## Work to do
Check every line below for the word "position" and copy the ones that have it.

## Data to process

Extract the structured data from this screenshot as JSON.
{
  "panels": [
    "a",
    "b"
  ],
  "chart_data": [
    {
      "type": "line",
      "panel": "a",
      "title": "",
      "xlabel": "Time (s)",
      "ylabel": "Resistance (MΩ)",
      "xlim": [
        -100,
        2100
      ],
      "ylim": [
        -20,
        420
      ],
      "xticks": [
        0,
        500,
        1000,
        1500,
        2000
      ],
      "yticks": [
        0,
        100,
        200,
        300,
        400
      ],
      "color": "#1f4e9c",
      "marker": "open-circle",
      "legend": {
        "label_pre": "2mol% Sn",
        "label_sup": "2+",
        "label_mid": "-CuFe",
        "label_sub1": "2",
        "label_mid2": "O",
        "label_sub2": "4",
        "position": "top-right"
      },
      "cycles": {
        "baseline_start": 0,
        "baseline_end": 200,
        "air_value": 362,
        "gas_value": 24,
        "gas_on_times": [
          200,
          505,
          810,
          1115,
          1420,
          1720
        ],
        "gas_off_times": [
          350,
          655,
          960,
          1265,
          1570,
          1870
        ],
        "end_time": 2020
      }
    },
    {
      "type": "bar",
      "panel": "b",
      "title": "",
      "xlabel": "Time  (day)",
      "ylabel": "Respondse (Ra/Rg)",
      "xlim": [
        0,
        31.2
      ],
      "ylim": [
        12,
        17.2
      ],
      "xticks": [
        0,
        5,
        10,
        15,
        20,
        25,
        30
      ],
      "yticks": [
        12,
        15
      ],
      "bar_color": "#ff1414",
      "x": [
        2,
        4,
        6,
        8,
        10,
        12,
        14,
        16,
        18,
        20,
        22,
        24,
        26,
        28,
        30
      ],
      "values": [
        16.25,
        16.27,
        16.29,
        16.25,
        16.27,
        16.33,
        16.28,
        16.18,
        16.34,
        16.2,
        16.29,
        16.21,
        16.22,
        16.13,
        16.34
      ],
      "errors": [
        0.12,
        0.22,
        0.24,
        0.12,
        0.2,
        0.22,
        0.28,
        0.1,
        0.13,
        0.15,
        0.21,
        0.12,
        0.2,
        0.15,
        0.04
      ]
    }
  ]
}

---

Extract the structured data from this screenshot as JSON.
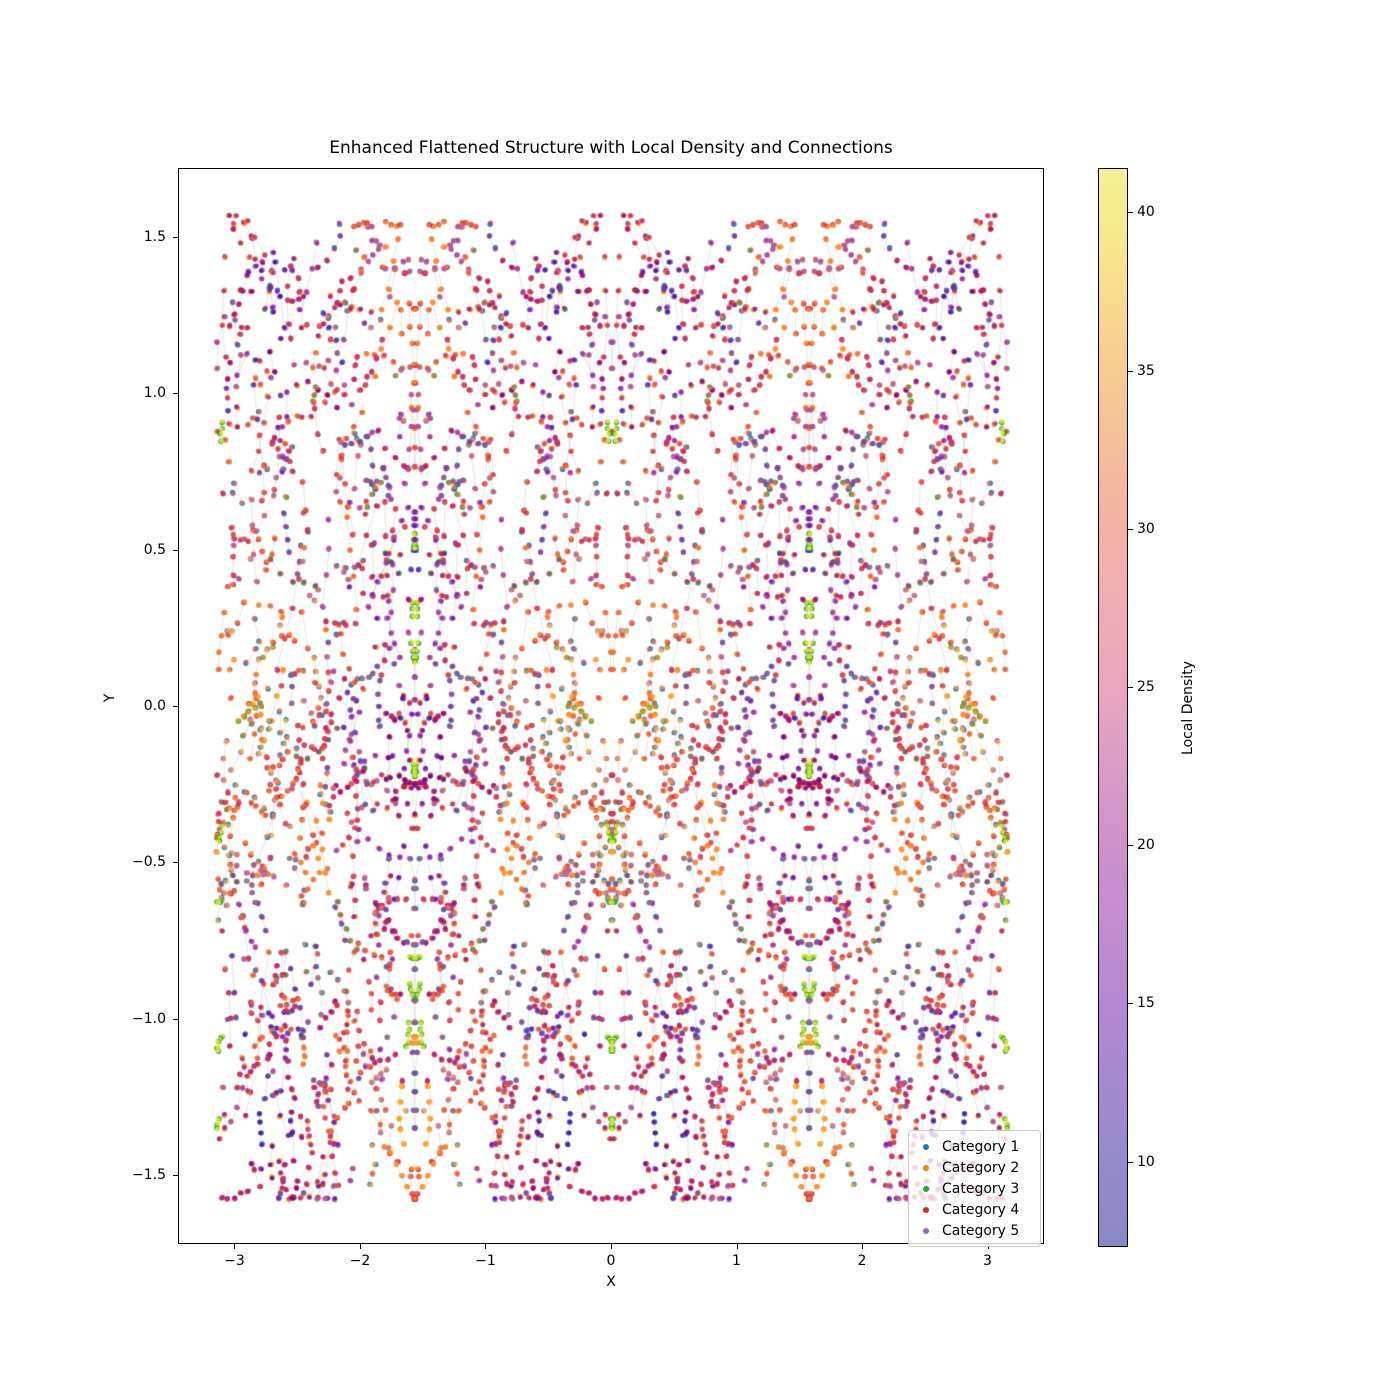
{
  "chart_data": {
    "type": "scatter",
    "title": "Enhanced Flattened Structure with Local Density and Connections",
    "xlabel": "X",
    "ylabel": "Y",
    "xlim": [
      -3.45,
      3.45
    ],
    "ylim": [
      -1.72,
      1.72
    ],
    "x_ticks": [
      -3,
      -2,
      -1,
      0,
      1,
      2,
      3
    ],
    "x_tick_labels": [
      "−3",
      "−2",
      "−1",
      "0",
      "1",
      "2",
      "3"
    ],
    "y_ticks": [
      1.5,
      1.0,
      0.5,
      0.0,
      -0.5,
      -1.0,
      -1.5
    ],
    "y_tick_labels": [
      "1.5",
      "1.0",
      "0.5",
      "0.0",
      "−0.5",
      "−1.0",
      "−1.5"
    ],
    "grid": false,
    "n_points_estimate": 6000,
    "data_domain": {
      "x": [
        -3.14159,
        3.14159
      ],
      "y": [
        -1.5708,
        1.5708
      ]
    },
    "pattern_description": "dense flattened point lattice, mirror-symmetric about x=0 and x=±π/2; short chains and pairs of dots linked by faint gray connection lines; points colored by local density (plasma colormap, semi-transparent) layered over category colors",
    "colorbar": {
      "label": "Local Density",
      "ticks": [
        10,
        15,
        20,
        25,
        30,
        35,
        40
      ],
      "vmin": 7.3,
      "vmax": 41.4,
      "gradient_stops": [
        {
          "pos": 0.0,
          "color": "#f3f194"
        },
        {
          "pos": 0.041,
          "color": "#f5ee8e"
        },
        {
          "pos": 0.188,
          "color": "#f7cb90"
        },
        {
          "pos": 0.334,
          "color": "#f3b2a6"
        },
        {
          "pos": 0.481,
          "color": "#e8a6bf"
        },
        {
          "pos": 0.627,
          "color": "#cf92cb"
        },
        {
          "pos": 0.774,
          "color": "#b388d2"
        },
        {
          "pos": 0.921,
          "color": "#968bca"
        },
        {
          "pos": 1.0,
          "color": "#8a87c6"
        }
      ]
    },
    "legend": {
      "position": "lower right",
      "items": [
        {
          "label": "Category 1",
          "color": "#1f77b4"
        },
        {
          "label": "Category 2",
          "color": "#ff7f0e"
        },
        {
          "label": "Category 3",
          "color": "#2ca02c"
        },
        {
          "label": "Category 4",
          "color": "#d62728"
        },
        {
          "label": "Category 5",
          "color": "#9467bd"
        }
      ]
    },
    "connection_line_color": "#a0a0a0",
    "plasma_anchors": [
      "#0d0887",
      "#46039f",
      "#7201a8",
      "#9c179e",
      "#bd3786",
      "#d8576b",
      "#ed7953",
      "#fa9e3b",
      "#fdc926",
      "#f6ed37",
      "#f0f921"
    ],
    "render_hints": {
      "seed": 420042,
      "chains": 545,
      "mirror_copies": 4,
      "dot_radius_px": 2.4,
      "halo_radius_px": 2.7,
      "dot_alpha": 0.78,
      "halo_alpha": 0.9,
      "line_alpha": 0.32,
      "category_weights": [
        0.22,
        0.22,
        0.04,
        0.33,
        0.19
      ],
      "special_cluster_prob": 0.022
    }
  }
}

## Solution to this task
        "position": "top-right"
      "position": "lower right",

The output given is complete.